#### To do:
Retype the full set of records. Keep every character identical.

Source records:

++++++

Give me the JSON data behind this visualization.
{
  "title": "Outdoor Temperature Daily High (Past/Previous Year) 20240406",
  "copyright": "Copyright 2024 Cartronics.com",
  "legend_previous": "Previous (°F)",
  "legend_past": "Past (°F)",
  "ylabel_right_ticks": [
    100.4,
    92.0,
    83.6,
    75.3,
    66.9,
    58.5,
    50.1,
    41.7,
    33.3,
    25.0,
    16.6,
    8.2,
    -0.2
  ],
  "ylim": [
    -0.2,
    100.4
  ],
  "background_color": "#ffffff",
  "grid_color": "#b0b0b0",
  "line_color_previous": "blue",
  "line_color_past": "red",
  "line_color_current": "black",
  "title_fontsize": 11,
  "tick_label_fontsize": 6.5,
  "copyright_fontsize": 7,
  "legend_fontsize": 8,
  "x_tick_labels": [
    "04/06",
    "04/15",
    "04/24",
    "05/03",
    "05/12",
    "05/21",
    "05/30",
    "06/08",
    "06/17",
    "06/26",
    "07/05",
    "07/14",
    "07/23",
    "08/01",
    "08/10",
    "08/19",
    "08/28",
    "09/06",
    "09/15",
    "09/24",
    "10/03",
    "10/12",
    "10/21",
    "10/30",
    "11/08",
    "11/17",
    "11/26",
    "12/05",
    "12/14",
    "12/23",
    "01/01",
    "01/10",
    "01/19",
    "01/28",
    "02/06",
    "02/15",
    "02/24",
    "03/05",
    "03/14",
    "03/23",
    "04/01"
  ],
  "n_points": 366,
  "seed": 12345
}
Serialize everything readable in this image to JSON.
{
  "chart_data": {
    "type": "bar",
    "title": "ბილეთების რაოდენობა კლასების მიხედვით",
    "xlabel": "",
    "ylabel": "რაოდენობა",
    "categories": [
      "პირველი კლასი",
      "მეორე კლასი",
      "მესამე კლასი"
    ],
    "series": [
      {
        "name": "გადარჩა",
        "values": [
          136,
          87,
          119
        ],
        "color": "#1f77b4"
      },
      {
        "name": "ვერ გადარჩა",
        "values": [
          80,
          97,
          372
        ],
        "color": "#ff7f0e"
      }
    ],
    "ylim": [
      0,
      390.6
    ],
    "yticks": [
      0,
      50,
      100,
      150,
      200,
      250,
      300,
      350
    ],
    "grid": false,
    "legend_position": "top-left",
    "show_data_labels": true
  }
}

++++++

#### Written reply:
Give me the JSON data behind this visualization.
{
  "title": "Outdoor Temperature Daily High (Past/Previous Year) 20240406",
  "copyright": "Copyright 2024 Cartronics.com",
  "legend_previous": "Previous (°F)",
  "legend_past": "Past (°F)",
  "ylabel_right_ticks": [
    100.4,
    92.0,
    83.6,
    75.3,
    66.9,
    58.5,
    50.1,
    41.7,
    33.3,
    25.0,
    16.6,
    8.2,
    -0.2
  ],
  "ylim": [
    -0.2,
    100.4
  ],
  "background_color": "#ffffff",
  "grid_color": "#b0b0b0",
  "line_color_previous": "blue",
  "line_color_past": "red",
  "line_color_current": "black",
  "title_fontsize": 11,
  "tick_label_fontsize": 6.5,
  "copyright_fontsize": 7,
  "legend_fontsize": 8,
  "x_tick_labels": [
    "04/06",
    "04/15",
    "04/24",
    "05/03",
    "05/12",
    "05/21",
    "05/30",
    "06/08",
    "06/17",
    "06/26",
    "07/05",
    "07/14",
    "07/23",
    "08/01",
    "08/10",
    "08/19",
    "08/28",
    "09/06",
    "09/15",
    "09/24",
    "10/03",
    "10/12",
    "10/21",
    "10/30",
    "11/08",
    "11/17",
    "11/26",
    "12/05",
    "12/14",
    "12/23",
    "01/01",
    "01/10",
    "01/19",
    "01/28",
    "02/06",
    "02/15",
    "02/24",
    "03/05",
    "03/14",
    "03/23",
    "04/01"
  ],
  "n_points": 366,
  "seed": 12345
}
Serialize everything readable in this image to JSON.
{
  "chart_data": {
    "type": "bar",
    "title": "ბილეთების რაოდენობა კლასების მიხედვით",
    "xlabel": "",
    "ylabel": "რაოდენობა",
    "categories": [
      "პირველი კლასი",
      "მეორე კლასი",
      "მესამე კლასი"
    ],
    "series": [
      {
        "name": "გადარჩა",
        "values": [
          136,
          87,
          119
        ],
        "color": "#1f77b4"
      },
      {
        "name": "ვერ გადარჩა",
        "values": [
          80,
          97,
          372
        ],
        "color": "#ff7f0e"
      }
    ],
    "ylim": [
      0,
      390.6
    ],
    "yticks": [
      0,
      50,
      100,
      150,
      200,
      250,
      300,
      350
    ],
    "grid": false,
    "legend_position": "top-left",
    "show_data_labels": true
  }
}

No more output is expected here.